== EXERCISE ==
Give only the number of lines in the data that include the string "kann".

::::

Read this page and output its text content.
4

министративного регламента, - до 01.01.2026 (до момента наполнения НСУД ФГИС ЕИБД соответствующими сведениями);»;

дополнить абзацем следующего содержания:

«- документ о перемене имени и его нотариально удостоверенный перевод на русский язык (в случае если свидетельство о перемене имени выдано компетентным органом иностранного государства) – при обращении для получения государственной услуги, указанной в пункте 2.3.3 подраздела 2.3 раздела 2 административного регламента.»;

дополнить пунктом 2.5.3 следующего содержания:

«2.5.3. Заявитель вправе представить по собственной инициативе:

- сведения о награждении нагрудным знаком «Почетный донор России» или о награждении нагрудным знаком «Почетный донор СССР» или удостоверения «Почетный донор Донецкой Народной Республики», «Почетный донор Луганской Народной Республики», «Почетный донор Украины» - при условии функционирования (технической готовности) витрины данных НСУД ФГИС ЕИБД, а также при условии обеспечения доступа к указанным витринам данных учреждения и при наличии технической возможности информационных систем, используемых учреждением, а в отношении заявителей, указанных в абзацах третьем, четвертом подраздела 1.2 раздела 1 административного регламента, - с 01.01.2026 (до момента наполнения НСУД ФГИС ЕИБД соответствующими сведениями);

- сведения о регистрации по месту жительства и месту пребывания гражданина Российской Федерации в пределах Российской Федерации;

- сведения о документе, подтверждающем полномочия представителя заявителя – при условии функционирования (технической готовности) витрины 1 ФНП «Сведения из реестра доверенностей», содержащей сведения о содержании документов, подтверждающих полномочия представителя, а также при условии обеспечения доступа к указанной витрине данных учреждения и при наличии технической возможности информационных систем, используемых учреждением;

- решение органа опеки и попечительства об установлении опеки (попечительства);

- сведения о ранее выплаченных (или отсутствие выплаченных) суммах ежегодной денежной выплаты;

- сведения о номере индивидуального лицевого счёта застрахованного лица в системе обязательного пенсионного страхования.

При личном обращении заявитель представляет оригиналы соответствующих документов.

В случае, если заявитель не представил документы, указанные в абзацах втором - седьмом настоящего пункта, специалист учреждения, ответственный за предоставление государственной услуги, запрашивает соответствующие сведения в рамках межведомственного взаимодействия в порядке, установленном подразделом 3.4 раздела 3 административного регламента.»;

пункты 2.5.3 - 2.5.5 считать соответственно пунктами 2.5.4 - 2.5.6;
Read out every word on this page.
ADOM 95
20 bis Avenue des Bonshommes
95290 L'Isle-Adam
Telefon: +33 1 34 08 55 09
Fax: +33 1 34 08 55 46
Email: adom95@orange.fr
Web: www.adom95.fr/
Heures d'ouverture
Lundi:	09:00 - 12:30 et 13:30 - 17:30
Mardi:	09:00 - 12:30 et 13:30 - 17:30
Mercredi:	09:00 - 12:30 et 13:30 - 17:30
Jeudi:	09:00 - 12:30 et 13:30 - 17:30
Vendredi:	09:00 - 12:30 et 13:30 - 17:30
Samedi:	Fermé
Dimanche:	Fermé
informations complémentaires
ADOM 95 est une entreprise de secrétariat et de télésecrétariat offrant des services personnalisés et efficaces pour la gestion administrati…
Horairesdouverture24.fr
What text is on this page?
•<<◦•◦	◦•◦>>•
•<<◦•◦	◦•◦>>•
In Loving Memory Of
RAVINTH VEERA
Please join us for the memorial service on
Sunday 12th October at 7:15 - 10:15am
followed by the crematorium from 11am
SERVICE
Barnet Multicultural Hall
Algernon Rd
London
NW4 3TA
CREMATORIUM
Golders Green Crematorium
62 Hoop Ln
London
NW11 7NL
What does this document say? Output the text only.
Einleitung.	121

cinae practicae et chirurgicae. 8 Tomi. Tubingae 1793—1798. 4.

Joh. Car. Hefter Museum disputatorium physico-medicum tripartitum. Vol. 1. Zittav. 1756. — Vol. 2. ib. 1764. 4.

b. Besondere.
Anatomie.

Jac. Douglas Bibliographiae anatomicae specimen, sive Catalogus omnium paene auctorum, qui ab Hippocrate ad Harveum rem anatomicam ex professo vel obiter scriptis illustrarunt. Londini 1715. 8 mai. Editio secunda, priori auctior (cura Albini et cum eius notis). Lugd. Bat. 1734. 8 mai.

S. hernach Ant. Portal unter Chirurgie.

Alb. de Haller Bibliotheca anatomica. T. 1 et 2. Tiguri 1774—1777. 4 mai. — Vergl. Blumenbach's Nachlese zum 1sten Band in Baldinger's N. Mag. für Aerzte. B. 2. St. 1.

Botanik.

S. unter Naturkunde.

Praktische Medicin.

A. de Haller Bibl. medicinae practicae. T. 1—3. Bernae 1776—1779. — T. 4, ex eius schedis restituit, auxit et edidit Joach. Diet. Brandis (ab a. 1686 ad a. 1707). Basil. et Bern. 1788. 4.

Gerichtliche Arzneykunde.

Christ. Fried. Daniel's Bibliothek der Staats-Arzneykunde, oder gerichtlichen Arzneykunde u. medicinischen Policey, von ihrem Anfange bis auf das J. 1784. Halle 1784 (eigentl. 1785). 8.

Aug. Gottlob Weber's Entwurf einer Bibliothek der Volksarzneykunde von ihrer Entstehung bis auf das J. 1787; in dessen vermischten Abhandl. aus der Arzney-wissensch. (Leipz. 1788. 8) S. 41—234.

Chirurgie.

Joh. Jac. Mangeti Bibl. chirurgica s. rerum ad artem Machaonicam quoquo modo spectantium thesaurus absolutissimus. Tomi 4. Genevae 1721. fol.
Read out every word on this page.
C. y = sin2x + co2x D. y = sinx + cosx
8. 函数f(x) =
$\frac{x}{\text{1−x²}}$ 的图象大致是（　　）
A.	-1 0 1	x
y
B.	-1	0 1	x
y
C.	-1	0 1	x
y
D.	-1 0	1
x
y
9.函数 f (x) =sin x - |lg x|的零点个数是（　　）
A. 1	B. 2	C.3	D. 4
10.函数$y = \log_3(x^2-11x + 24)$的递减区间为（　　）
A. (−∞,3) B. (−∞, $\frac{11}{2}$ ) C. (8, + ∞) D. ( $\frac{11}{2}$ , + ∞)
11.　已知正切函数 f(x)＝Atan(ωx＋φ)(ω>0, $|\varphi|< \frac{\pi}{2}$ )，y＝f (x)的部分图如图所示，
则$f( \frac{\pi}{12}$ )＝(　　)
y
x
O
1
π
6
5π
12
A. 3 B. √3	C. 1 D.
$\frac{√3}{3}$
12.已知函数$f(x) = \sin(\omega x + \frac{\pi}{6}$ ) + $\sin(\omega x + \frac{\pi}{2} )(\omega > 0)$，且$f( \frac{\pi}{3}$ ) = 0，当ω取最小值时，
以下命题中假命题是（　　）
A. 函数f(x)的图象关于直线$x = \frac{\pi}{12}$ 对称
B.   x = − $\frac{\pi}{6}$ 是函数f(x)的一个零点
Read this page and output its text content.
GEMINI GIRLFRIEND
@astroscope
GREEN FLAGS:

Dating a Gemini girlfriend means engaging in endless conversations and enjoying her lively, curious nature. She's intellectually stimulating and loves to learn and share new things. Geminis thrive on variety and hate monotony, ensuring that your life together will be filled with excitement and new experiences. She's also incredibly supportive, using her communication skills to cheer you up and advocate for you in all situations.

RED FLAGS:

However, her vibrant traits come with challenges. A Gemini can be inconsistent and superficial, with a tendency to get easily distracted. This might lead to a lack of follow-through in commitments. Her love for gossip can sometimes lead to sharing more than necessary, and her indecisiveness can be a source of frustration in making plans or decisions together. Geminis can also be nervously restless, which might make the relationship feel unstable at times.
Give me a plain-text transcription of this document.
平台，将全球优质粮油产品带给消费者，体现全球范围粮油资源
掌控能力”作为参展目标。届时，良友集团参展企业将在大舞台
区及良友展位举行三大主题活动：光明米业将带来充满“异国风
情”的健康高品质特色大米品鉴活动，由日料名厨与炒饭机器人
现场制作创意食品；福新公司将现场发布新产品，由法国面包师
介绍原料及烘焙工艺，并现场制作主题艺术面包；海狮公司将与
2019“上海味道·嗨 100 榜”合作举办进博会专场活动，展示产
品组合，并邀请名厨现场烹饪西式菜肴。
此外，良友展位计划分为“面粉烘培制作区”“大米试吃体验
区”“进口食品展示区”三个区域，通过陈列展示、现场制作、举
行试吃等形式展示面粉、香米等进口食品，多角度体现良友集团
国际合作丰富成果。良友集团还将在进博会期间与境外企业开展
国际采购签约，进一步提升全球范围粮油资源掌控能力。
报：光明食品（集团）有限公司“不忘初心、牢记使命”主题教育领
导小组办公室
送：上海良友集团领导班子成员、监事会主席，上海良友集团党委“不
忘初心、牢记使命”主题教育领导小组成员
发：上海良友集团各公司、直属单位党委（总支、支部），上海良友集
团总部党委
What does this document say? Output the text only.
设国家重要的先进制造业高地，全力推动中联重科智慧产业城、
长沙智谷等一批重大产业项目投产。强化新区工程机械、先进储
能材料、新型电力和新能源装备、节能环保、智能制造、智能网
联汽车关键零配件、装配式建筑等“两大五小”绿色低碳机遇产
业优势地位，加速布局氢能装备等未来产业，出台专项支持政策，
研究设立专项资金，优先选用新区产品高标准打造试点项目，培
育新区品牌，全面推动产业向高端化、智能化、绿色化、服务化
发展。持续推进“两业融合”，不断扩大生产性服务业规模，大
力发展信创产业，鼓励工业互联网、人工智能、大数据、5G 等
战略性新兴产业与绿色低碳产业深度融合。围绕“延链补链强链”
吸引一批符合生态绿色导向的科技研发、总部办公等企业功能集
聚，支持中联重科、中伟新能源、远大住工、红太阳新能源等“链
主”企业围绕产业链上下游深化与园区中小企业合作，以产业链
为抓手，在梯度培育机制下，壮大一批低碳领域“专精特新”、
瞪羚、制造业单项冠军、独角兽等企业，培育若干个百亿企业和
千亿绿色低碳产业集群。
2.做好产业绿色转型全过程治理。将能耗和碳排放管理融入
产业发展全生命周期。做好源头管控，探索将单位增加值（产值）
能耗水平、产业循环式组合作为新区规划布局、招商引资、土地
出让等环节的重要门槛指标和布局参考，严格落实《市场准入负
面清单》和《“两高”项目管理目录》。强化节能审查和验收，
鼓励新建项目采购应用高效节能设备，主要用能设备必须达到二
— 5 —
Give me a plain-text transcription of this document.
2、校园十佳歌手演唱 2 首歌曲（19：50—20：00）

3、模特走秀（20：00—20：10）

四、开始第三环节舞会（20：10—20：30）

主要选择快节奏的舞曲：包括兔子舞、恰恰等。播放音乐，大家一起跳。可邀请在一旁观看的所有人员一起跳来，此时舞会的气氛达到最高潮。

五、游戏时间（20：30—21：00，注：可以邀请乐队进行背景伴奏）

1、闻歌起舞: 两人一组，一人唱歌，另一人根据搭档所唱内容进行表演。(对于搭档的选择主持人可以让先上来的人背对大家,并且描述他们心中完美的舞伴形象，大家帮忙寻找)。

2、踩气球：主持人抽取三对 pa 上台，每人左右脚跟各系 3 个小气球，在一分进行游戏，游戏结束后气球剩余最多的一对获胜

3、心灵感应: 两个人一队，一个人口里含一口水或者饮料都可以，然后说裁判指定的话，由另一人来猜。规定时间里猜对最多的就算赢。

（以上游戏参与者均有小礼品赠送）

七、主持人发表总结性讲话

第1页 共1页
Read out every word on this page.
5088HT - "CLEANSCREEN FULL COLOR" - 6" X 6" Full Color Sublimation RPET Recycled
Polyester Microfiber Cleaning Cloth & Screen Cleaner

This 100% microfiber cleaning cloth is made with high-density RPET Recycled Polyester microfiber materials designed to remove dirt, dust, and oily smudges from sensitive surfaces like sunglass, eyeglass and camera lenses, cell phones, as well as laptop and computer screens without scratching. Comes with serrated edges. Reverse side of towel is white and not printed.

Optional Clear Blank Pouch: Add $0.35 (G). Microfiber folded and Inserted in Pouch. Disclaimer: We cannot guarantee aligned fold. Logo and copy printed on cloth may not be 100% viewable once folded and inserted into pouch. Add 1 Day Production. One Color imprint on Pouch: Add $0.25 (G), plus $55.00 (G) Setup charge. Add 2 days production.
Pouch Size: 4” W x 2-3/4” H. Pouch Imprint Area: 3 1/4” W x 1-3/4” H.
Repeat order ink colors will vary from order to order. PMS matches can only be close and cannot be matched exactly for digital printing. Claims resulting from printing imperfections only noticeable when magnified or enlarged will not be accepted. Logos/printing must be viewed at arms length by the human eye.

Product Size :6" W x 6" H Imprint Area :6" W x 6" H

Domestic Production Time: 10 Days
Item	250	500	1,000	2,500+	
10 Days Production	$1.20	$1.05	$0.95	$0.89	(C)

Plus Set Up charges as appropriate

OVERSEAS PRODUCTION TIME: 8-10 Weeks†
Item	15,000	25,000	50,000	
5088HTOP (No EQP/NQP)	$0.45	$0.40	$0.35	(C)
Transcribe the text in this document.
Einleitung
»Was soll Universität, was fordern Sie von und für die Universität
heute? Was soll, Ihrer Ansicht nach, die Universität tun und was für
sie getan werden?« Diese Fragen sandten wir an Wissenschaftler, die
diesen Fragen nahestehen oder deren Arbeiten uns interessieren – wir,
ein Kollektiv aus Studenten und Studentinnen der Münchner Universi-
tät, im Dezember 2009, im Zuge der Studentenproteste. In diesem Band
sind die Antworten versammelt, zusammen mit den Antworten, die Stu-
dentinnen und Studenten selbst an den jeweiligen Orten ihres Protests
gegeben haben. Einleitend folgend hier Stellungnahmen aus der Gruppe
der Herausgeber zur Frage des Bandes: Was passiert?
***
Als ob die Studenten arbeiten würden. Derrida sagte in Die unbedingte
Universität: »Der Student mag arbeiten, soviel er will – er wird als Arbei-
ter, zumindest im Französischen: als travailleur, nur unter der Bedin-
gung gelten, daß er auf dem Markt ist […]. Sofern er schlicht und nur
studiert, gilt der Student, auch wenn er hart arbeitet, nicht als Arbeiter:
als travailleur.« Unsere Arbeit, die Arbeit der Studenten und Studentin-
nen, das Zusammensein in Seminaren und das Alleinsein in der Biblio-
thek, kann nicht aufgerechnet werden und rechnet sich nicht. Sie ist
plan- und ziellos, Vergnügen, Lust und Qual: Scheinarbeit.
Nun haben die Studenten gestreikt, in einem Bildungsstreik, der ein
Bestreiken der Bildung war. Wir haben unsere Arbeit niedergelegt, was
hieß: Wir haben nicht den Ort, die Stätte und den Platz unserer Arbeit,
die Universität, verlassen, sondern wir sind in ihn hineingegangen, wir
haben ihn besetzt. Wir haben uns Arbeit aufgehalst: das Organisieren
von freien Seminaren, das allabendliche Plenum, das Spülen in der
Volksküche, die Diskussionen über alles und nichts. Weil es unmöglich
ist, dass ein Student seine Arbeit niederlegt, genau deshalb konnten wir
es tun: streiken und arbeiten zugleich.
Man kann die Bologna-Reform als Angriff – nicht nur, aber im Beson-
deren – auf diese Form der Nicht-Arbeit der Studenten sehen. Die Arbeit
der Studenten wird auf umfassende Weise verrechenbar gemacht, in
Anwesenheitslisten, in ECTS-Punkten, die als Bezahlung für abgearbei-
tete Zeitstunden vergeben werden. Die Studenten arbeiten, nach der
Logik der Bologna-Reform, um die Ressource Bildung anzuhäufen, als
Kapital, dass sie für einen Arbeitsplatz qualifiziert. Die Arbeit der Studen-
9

::::

== EXERCISE OUTPUT ==
2